### EXERCISE AIM
Note how many lines in the entries contain the string "text", then give that number and nothing else.

### PROVIDED MATERIAL

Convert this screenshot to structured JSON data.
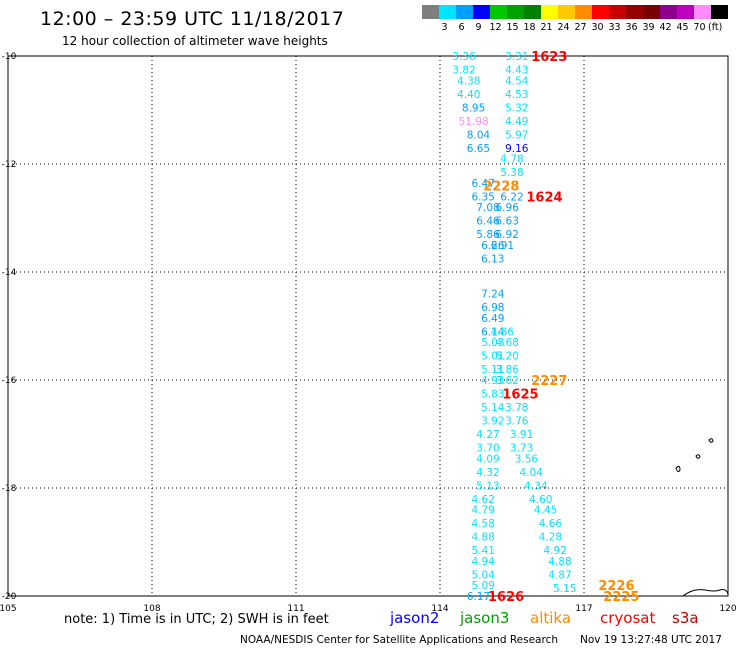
{
  "title": "12:00 – 23:59 UTC 11/18/2017",
  "subtitle": "12 hour collection of altimeter wave heights",
  "legend": {
    "unit": "(ft)",
    "colors": [
      "#7f7f7f",
      "#00e5ff",
      "#00a0ff",
      "#0000ff",
      "#00c800",
      "#00a000",
      "#008200",
      "#ffff00",
      "#ffc800",
      "#ff8c00",
      "#ff0000",
      "#c80000",
      "#960000",
      "#7a0000",
      "#8c008c",
      "#c000c0",
      "#ff8cff",
      "#000000"
    ],
    "labels": [
      "3",
      "6",
      "9",
      "12",
      "15",
      "18",
      "21",
      "24",
      "27",
      "30",
      "33",
      "36",
      "39",
      "42",
      "45",
      "70"
    ]
  },
  "axes": {
    "x_ticks": [
      "105",
      "108",
      "111",
      "114",
      "117",
      "120"
    ],
    "y_ticks": [
      "-10",
      "-12",
      "-14",
      "-16",
      "-18",
      "-20"
    ]
  },
  "note": "note: 1) Time is in UTC; 2) SWH is in feet",
  "satellites": [
    {
      "name": "jason2",
      "color": "#0000ff"
    },
    {
      "name": "jason3",
      "color": "#00a000"
    },
    {
      "name": "altika",
      "color": "#ff8c00"
    },
    {
      "name": "cryosat",
      "color": "#ff0000"
    },
    {
      "name": "s3a",
      "color": "#c80000"
    }
  ],
  "credit": "NOAA/NESDIS Center for Satellite Applications and Research",
  "timestamp": "Nov 19 13:27:48 UTC 2017",
  "track_times": [
    {
      "text": "1623",
      "lon": 115.9,
      "lat": -10.0,
      "color": "#ff0000"
    },
    {
      "text": "1624",
      "lon": 115.8,
      "lat": -12.6,
      "color": "#ff0000"
    },
    {
      "text": "2228",
      "lon": 114.9,
      "lat": -12.4,
      "color": "#ff8c00"
    },
    {
      "text": "2227",
      "lon": 115.9,
      "lat": -16.0,
      "color": "#ff8c00"
    },
    {
      "text": "1625",
      "lon": 115.3,
      "lat": -16.25,
      "color": "#ff0000"
    },
    {
      "text": "2226",
      "lon": 117.3,
      "lat": -19.8,
      "color": "#ff8c00"
    },
    {
      "text": "1626",
      "lon": 115.0,
      "lat": -20.0,
      "color": "#ff0000"
    },
    {
      "text": "2225",
      "lon": 117.4,
      "lat": -20.0,
      "color": "#ff8c00"
    }
  ],
  "chart_data": {
    "type": "scatter",
    "xlim": [
      105,
      120
    ],
    "ylim": [
      -20,
      -10
    ],
    "grid": true,
    "series": [
      {
        "values": [
          {
            "lon": 114.5,
            "lat": -10.0,
            "v": "3.36",
            "c": "#00e5ff"
          },
          {
            "lon": 114.5,
            "lat": -10.25,
            "v": "3.82",
            "c": "#00e5ff"
          },
          {
            "lon": 114.6,
            "lat": -10.45,
            "v": "4.38",
            "c": "#00e5ff"
          },
          {
            "lon": 114.6,
            "lat": -10.7,
            "v": "4.40",
            "c": "#00e5ff"
          },
          {
            "lon": 114.7,
            "lat": -10.95,
            "v": "8.95",
            "c": "#00a0ff"
          },
          {
            "lon": 114.7,
            "lat": -11.2,
            "v": "51.98",
            "c": "#ff8cff"
          },
          {
            "lon": 114.8,
            "lat": -11.45,
            "v": "8.04",
            "c": "#00a0ff"
          },
          {
            "lon": 114.8,
            "lat": -11.7,
            "v": "6.65",
            "c": "#00a0ff"
          },
          {
            "lon": 114.9,
            "lat": -12.35,
            "v": "6.47",
            "c": "#00a0ff"
          },
          {
            "lon": 114.9,
            "lat": -12.6,
            "v": "6.35",
            "c": "#00a0ff"
          },
          {
            "lon": 115.0,
            "lat": -12.8,
            "v": "7.08",
            "c": "#00a0ff"
          },
          {
            "lon": 115.0,
            "lat": -13.05,
            "v": "6.46",
            "c": "#00a0ff"
          },
          {
            "lon": 115.0,
            "lat": -13.3,
            "v": "5.86",
            "c": "#00a0ff"
          },
          {
            "lon": 115.1,
            "lat": -13.5,
            "v": "6.26",
            "c": "#00a0ff"
          },
          {
            "lon": 115.1,
            "lat": -13.75,
            "v": "6.13",
            "c": "#00a0ff"
          },
          {
            "lon": 115.1,
            "lat": -14.4,
            "v": "7.24",
            "c": "#00a0ff"
          },
          {
            "lon": 115.1,
            "lat": -14.65,
            "v": "6.98",
            "c": "#00a0ff"
          },
          {
            "lon": 115.1,
            "lat": -14.85,
            "v": "6.49",
            "c": "#00a0ff"
          },
          {
            "lon": 115.1,
            "lat": -15.1,
            "v": "6.14",
            "c": "#00a0ff"
          },
          {
            "lon": 115.1,
            "lat": -15.3,
            "v": "5.03",
            "c": "#00e5ff"
          },
          {
            "lon": 115.1,
            "lat": -15.55,
            "v": "5.01",
            "c": "#00e5ff"
          },
          {
            "lon": 115.1,
            "lat": -15.8,
            "v": "5.11",
            "c": "#00e5ff"
          },
          {
            "lon": 115.1,
            "lat": -16.0,
            "v": "4.93",
            "c": "#00e5ff"
          },
          {
            "lon": 115.1,
            "lat": -16.25,
            "v": "5.83",
            "c": "#00e5ff"
          },
          {
            "lon": 115.1,
            "lat": -16.5,
            "v": "5.14",
            "c": "#00e5ff"
          },
          {
            "lon": 115.1,
            "lat": -16.75,
            "v": "3.92",
            "c": "#00e5ff"
          },
          {
            "lon": 115.0,
            "lat": -17.0,
            "v": "4.27",
            "c": "#00e5ff"
          },
          {
            "lon": 115.0,
            "lat": -17.25,
            "v": "3.70",
            "c": "#00e5ff"
          },
          {
            "lon": 115.0,
            "lat": -17.45,
            "v": "4.09",
            "c": "#00e5ff"
          },
          {
            "lon": 115.0,
            "lat": -17.7,
            "v": "4.32",
            "c": "#00e5ff"
          },
          {
            "lon": 115.0,
            "lat": -17.95,
            "v": "5.13",
            "c": "#00e5ff"
          },
          {
            "lon": 114.9,
            "lat": -18.2,
            "v": "4.62",
            "c": "#00e5ff"
          },
          {
            "lon": 114.9,
            "lat": -18.4,
            "v": "4.79",
            "c": "#00e5ff"
          },
          {
            "lon": 114.9,
            "lat": -18.65,
            "v": "4.58",
            "c": "#00e5ff"
          },
          {
            "lon": 114.9,
            "lat": -18.9,
            "v": "4.88",
            "c": "#00e5ff"
          },
          {
            "lon": 114.9,
            "lat": -19.15,
            "v": "5.41",
            "c": "#00e5ff"
          },
          {
            "lon": 114.9,
            "lat": -19.35,
            "v": "4.94",
            "c": "#00e5ff"
          },
          {
            "lon": 114.9,
            "lat": -19.6,
            "v": "5.04",
            "c": "#00e5ff"
          },
          {
            "lon": 114.9,
            "lat": -19.8,
            "v": "5.09",
            "c": "#00e5ff"
          },
          {
            "lon": 114.8,
            "lat": -20.0,
            "v": "6.17",
            "c": "#00a0ff"
          },
          {
            "lon": 115.6,
            "lat": -10.0,
            "v": "3.31",
            "c": "#00e5ff"
          },
          {
            "lon": 115.6,
            "lat": -10.25,
            "v": "4.43",
            "c": "#00e5ff"
          },
          {
            "lon": 115.6,
            "lat": -10.45,
            "v": "4.54",
            "c": "#00e5ff"
          },
          {
            "lon": 115.6,
            "lat": -10.7,
            "v": "4.53",
            "c": "#00e5ff"
          },
          {
            "lon": 115.6,
            "lat": -10.95,
            "v": "5.32",
            "c": "#00e5ff"
          },
          {
            "lon": 115.6,
            "lat": -11.2,
            "v": "4.49",
            "c": "#00e5ff"
          },
          {
            "lon": 115.6,
            "lat": -11.45,
            "v": "5.97",
            "c": "#00e5ff"
          },
          {
            "lon": 115.6,
            "lat": -11.7,
            "v": "9.16",
            "c": "#0000ff"
          },
          {
            "lon": 115.5,
            "lat": -11.9,
            "v": "4.78",
            "c": "#00e5ff"
          },
          {
            "lon": 115.5,
            "lat": -12.15,
            "v": "5.38",
            "c": "#00e5ff"
          },
          {
            "lon": 115.5,
            "lat": -12.6,
            "v": "6.22",
            "c": "#00a0ff"
          },
          {
            "lon": 115.4,
            "lat": -12.8,
            "v": "6.96",
            "c": "#00a0ff"
          },
          {
            "lon": 115.4,
            "lat": -13.05,
            "v": "6.63",
            "c": "#00a0ff"
          },
          {
            "lon": 115.4,
            "lat": -13.3,
            "v": "6.92",
            "c": "#00a0ff"
          },
          {
            "lon": 115.3,
            "lat": -13.5,
            "v": "6.91",
            "c": "#00a0ff"
          },
          {
            "lon": 115.3,
            "lat": -15.1,
            "v": "4.86",
            "c": "#00e5ff"
          },
          {
            "lon": 115.4,
            "lat": -15.3,
            "v": "4.68",
            "c": "#00e5ff"
          },
          {
            "lon": 115.4,
            "lat": -15.55,
            "v": "5.20",
            "c": "#00e5ff"
          },
          {
            "lon": 115.4,
            "lat": -15.8,
            "v": "3.86",
            "c": "#00e5ff"
          },
          {
            "lon": 115.4,
            "lat": -16.0,
            "v": "3.62",
            "c": "#00e5ff"
          },
          {
            "lon": 115.6,
            "lat": -16.5,
            "v": "3.78",
            "c": "#00e5ff"
          },
          {
            "lon": 115.6,
            "lat": -16.75,
            "v": "3.76",
            "c": "#00e5ff"
          },
          {
            "lon": 115.7,
            "lat": -17.0,
            "v": "3.91",
            "c": "#00e5ff"
          },
          {
            "lon": 115.7,
            "lat": -17.25,
            "v": "3.73",
            "c": "#00e5ff"
          },
          {
            "lon": 115.8,
            "lat": -17.45,
            "v": "3.56",
            "c": "#00e5ff"
          },
          {
            "lon": 115.9,
            "lat": -17.7,
            "v": "4.04",
            "c": "#00e5ff"
          },
          {
            "lon": 116.0,
            "lat": -17.95,
            "v": "4.34",
            "c": "#00e5ff"
          },
          {
            "lon": 116.1,
            "lat": -18.2,
            "v": "4.60",
            "c": "#00e5ff"
          },
          {
            "lon": 116.2,
            "lat": -18.4,
            "v": "4.45",
            "c": "#00e5ff"
          },
          {
            "lon": 116.3,
            "lat": -18.65,
            "v": "4.66",
            "c": "#00e5ff"
          },
          {
            "lon": 116.3,
            "lat": -18.9,
            "v": "4.28",
            "c": "#00e5ff"
          },
          {
            "lon": 116.4,
            "lat": -19.15,
            "v": "4.92",
            "c": "#00e5ff"
          },
          {
            "lon": 116.5,
            "lat": -19.35,
            "v": "4.88",
            "c": "#00e5ff"
          },
          {
            "lon": 116.5,
            "lat": -19.6,
            "v": "4.87",
            "c": "#00e5ff"
          },
          {
            "lon": 116.6,
            "lat": -19.85,
            "v": "5.15",
            "c": "#00e5ff"
          }
        ]
      }
    ]
  }
}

### SOLUTION FOR THIS EXERCISE
8